▶ Instruction: Transcribe the entries below exactly; leave every image out.

====== Information given ======

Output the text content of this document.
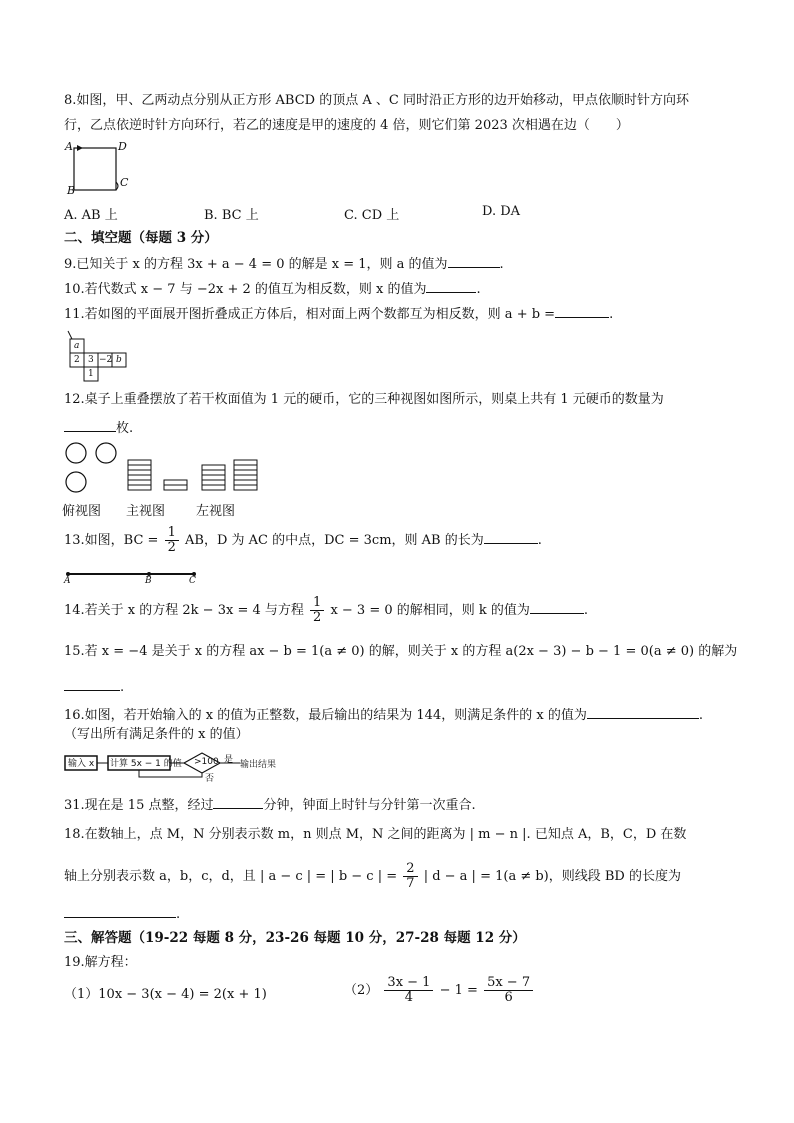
8.如图，甲、乙两动点分别从正方形 ABCD 的顶点 A 、C 同时沿正方形的边开始移动，甲点依顺时针方向环
行，乙点依逆时针方向环行，若乙的速度是甲的速度的 4 倍，则它们第 2023 次相遇在边（　　）
A	D
B
C
A. AB 上	B. BC 上	C. CD 上	D. DA
二、填空题（每题 3 分）
9.已知关于 x 的方程 3x + a − 4 = 0 的解是 x = 1，则 a 的值为	.
10.若代数式 x − 7 与 −2x + 2 的值互为相反数，则 x 的值为	.
11.若如图的平面展开图折叠成正方体后，相对面上两个数都互为相反数，则 a + b =	.
a
2 3 −2 b
1
12.桌子上重叠摆放了若干枚面值为 1 元的硬币，它的三种视图如图所示，则桌上共有 1 元硬币的数量为
枚.
俯视图 主视图 左视图
13.如图，BC = $\frac{1}{2}$ AB，D 为 AC 的中点，DC = 3cm，则 AB 的长为	.
A	B	C
14.若关于 x 的方程 2k − 3x = 4 与方程 $\frac{1}{2}$ x − 3 = 0 的解相同，则 k 的值为	.
15.若 x = −4 是关于 x 的方程 ax − b = 1(a ≠ 0) 的解，则关于 x 的方程 a(2x − 3) − b − 1 = 0(a ≠ 0) 的解为
.
16.如图，若开始输入的 x 的值为正整数，最后输出的结果为 144，则满足条件的 x 的值为	.
（写出所有满足条件的 x 的值）
输入 x 计算 5x − 1 的值 >100 是 输出结果
否
31.现在是 15 点整，经过	分钟，钟面上时针与分针第一次重合.
18.在数轴上，点 M，N 分别表示数 m，n 则点 M，N 之间的距离为 | m − n |. 已知点 A，B，C，D 在数
轴上分别表示数 a，b，c，d，且 | a − c | = | b − c | = $\frac{2}{7}$ | d − a | = 1(a ≠ b)，则线段 BD 的长度为
.
三、解答题（19-22 每题 8 分，23-26 每题 10 分，27-28 每题 12 分）
19.解方程：
（1）10x − 3(x − 4) = 2(x + 1)	$(2) \frac{3x - 1}{4} - 1 = \frac{5x - 7}{6}$
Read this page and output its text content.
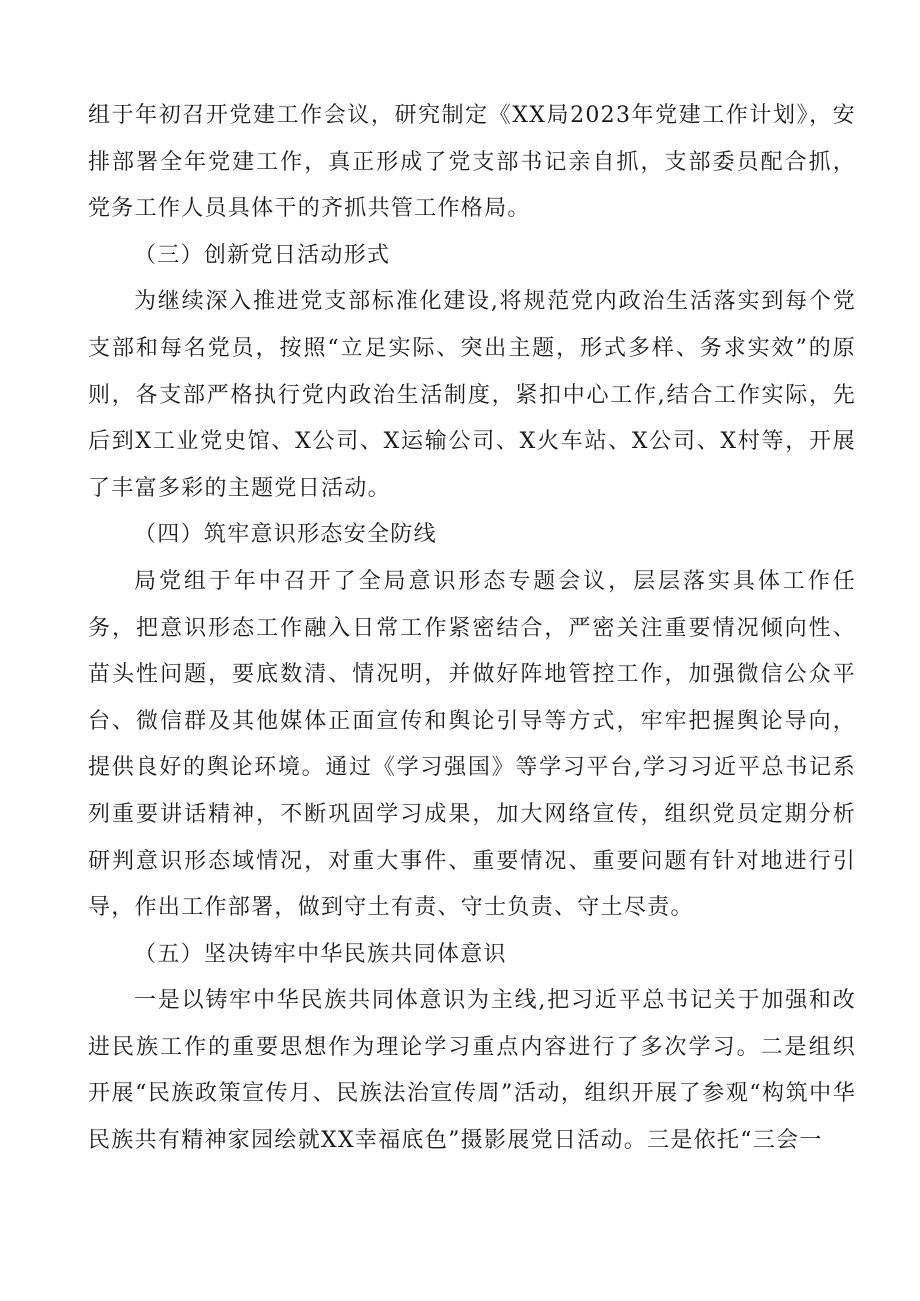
组于年初召开党建工作会议，研究制定《XX局2023年党建工作计划》，安排部署全年党建工作，真正形成了党支部书记亲自抓，支部委员配合抓，党务工作人员具体干的齐抓共管工作格局。

（三）创新党日活动形式

为继续深入推进党支部标准化建设,将规范党内政治生活落实到每个党支部和每名党员，按照“立足实际、突出主题，形式多样、务求实效”的原则，各支部严格执行党内政治生活制度，紧扣中心工作,结合工作实际，先后到X工业党史馆、X公司、X运输公司、X火车站、X公司、X村等，开展了丰富多彩的主题党日活动。

（四）筑牢意识形态安全防线

局党组于年中召开了全局意识形态专题会议，层层落实具体工作任务，把意识形态工作融入日常工作紧密结合，严密关注重要情况倾向性、苗头性问题，要底数清、情况明，并做好阵地管控工作，加强微信公众平台、微信群及其他媒体正面宣传和舆论引导等方式，牢牢把握舆论导向，提供良好的舆论环境。通过《学习强国》等学习平台,学习习近平总书记系列重要讲话精神，不断巩固学习成果，加大网络宣传，组织党员定期分析研判意识形态域情况，对重大事件、重要情况、重要问题有针对地进行引导，作出工作部署，做到守土有责、守士负责、守土尽责。

（五）坚决铸牢中华民族共同体意识

一是以铸牢中华民族共同体意识为主线,把习近平总书记关于加强和改进民族工作的重要思想作为理论学习重点内容进行了多次学习。二是组织开展“民族政策宣传月、民族法治宣传周”活动，组织开展了参观“构筑中华民族共有精神家园绘就XX幸福底色”摄影展党日活动。三是依托“三会一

======

▶ Finished exercise:
Output the text content of this document.
8.如图，甲、乙两动点分别从正方形 ABCD 的顶点 A 、C 同时沿正方形的边开始移动，甲点依顺时针方向环
行，乙点依逆时针方向环行，若乙的速度是甲的速度的 4 倍，则它们第 2023 次相遇在边（　　）
A	D
B
C
A. AB 上	B. BC 上	C. CD 上	D. DA
二、填空题（每题 3 分）
9.已知关于 x 的方程 3x + a − 4 = 0 的解是 x = 1，则 a 的值为	.
10.若代数式 x − 7 与 −2x + 2 的值互为相反数，则 x 的值为	.
11.若如图的平面展开图折叠成正方体后，相对面上两个数都互为相反数，则 a + b =	.
a
2 3 −2 b
1
12.桌子上重叠摆放了若干枚面值为 1 元的硬币，它的三种视图如图所示，则桌上共有 1 元硬币的数量为
枚.
俯视图 主视图 左视图
13.如图，BC = $\frac{1}{2}$ AB，D 为 AC 的中点，DC = 3cm，则 AB 的长为	.
A	B	C
14.若关于 x 的方程 2k − 3x = 4 与方程 $\frac{1}{2}$ x − 3 = 0 的解相同，则 k 的值为	.
15.若 x = −4 是关于 x 的方程 ax − b = 1(a ≠ 0) 的解，则关于 x 的方程 a(2x − 3) − b − 1 = 0(a ≠ 0) 的解为
.
16.如图，若开始输入的 x 的值为正整数，最后输出的结果为 144，则满足条件的 x 的值为	.
（写出所有满足条件的 x 的值）
输入 x 计算 5x − 1 的值 >100 是 输出结果
否
31.现在是 15 点整，经过	分钟，钟面上时针与分针第一次重合.
18.在数轴上，点 M，N 分别表示数 m，n 则点 M，N 之间的距离为 | m − n |. 已知点 A，B，C，D 在数
轴上分别表示数 a，b，c，d，且 | a − c | = | b − c | = $\frac{2}{7}$ | d − a | = 1(a ≠ b)，则线段 BD 的长度为
.
三、解答题（19-22 每题 8 分，23-26 每题 10 分，27-28 每题 12 分）
19.解方程：
（1）10x − 3(x − 4) = 2(x + 1)	$(2) \frac{3x - 1}{4} - 1 = \frac{5x - 7}{6}$
Read this page and output its text content.
组于年初召开党建工作会议，研究制定《XX局2023年党建工作计划》，安排部署全年党建工作，真正形成了党支部书记亲自抓，支部委员配合抓，党务工作人员具体干的齐抓共管工作格局。

（三）创新党日活动形式

为继续深入推进党支部标准化建设,将规范党内政治生活落实到每个党支部和每名党员，按照“立足实际、突出主题，形式多样、务求实效”的原则，各支部严格执行党内政治生活制度，紧扣中心工作,结合工作实际，先后到X工业党史馆、X公司、X运输公司、X火车站、X公司、X村等，开展了丰富多彩的主题党日活动。

（四）筑牢意识形态安全防线

局党组于年中召开了全局意识形态专题会议，层层落实具体工作任务，把意识形态工作融入日常工作紧密结合，严密关注重要情况倾向性、苗头性问题，要底数清、情况明，并做好阵地管控工作，加强微信公众平台、微信群及其他媒体正面宣传和舆论引导等方式，牢牢把握舆论导向，提供良好的舆论环境。通过《学习强国》等学习平台,学习习近平总书记系列重要讲话精神，不断巩固学习成果，加大网络宣传，组织党员定期分析研判意识形态域情况，对重大事件、重要情况、重要问题有针对地进行引导，作出工作部署，做到守土有责、守士负责、守土尽责。

（五）坚决铸牢中华民族共同体意识

一是以铸牢中华民族共同体意识为主线,把习近平总书记关于加强和改进民族工作的重要思想作为理论学习重点内容进行了多次学习。二是组织开展“民族政策宣传月、民族法治宣传周”活动，组织开展了参观“构筑中华民族共有精神家园绘就XX幸福底色”摄影展党日活动。三是依托“三会一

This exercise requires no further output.